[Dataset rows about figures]
— START —
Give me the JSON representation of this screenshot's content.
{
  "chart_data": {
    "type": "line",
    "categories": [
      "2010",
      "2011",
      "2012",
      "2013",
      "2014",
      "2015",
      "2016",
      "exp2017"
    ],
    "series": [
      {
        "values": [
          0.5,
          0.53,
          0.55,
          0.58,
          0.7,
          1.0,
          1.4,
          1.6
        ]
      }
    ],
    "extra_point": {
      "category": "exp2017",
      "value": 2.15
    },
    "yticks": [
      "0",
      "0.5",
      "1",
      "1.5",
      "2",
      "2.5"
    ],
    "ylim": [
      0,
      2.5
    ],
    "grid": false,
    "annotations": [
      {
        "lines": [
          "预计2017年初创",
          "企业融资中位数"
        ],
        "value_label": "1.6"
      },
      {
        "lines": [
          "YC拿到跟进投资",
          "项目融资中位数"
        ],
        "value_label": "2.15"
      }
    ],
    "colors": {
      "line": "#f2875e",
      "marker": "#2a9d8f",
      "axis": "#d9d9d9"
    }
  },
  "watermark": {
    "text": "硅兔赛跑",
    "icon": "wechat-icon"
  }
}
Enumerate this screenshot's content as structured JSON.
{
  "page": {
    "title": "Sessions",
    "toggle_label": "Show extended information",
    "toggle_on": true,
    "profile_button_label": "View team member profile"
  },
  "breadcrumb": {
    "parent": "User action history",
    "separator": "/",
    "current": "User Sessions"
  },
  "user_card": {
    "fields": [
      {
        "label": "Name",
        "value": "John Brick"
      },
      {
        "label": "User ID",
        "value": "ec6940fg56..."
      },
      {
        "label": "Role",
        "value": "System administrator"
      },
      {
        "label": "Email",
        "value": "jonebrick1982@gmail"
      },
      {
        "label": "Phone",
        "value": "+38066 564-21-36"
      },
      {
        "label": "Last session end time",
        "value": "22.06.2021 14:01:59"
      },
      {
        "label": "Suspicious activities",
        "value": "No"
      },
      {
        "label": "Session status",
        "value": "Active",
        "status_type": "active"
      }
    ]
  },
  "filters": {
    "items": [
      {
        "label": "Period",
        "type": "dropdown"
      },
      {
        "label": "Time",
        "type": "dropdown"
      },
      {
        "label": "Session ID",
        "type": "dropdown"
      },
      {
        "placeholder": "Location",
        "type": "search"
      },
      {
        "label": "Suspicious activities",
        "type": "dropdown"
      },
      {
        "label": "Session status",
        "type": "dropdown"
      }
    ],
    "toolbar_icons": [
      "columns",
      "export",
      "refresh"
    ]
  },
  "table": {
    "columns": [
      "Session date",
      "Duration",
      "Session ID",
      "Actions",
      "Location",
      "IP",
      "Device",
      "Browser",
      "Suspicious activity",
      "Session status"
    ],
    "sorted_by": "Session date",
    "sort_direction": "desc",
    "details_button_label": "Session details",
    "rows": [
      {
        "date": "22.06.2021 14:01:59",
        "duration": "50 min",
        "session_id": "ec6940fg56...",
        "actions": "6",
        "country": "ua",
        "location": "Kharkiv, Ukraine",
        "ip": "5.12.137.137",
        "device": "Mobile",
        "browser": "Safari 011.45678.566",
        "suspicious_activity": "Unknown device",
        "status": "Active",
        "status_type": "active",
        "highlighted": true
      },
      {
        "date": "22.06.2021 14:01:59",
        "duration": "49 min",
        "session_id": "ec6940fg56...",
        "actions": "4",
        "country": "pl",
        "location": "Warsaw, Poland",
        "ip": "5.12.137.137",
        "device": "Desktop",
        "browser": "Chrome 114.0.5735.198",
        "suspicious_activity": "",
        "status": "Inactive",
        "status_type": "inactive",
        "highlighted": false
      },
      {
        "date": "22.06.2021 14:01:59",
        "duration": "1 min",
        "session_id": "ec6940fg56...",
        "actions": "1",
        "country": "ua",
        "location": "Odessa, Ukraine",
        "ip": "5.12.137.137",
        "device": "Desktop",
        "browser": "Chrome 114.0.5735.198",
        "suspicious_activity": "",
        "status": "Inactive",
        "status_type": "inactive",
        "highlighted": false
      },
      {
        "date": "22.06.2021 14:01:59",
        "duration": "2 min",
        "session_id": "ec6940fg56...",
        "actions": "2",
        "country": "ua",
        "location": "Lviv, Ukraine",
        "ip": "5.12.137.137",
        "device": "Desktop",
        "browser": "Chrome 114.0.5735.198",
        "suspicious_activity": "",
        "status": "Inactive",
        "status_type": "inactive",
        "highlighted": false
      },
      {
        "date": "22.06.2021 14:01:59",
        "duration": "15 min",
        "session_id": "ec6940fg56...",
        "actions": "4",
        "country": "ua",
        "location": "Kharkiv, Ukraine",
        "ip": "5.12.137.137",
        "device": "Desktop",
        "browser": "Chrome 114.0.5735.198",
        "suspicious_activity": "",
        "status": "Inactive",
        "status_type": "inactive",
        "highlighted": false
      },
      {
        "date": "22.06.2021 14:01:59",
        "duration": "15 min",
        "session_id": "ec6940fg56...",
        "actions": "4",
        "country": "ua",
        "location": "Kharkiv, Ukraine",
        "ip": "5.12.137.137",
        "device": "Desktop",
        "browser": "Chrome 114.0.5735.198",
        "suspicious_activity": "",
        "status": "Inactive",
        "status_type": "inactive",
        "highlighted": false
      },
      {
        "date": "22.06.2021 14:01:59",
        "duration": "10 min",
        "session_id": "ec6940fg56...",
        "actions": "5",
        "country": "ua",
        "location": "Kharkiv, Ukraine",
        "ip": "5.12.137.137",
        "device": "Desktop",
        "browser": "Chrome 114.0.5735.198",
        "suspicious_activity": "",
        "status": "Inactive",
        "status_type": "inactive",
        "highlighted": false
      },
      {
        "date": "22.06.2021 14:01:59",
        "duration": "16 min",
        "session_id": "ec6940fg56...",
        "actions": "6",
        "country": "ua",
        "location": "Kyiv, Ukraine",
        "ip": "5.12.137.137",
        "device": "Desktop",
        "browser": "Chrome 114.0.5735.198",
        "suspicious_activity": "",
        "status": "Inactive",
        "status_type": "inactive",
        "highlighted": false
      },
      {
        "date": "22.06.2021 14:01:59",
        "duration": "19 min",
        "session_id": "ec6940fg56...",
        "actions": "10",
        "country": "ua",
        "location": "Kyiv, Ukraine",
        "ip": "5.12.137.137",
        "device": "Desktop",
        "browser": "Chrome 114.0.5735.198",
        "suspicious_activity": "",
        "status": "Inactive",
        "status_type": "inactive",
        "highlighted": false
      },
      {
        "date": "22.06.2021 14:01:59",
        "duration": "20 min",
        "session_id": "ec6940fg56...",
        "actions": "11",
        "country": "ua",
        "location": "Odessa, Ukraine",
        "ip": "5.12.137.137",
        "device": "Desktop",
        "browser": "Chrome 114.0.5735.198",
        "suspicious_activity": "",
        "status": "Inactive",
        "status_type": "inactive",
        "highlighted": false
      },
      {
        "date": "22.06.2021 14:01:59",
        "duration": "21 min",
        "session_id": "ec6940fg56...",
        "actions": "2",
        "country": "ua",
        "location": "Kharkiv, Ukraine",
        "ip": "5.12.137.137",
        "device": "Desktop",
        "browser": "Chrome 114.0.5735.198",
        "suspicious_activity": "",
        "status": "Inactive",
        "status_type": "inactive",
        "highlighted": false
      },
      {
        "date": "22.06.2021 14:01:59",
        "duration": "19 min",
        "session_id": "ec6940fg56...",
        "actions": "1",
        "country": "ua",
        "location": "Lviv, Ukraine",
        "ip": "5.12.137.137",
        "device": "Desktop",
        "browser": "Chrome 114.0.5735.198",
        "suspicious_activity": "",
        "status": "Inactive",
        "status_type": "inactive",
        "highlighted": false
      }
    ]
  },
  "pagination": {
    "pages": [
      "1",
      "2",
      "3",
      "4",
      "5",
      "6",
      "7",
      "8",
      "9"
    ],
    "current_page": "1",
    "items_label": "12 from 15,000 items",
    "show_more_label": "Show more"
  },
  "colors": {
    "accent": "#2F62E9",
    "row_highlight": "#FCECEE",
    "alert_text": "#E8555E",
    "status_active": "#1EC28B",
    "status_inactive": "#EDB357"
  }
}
— END —
**Short problem**
Go through the records and gather the lines that hold "items".

**Response to this exercise**
    "items": [
    "items_label": "12 from 15,000 items",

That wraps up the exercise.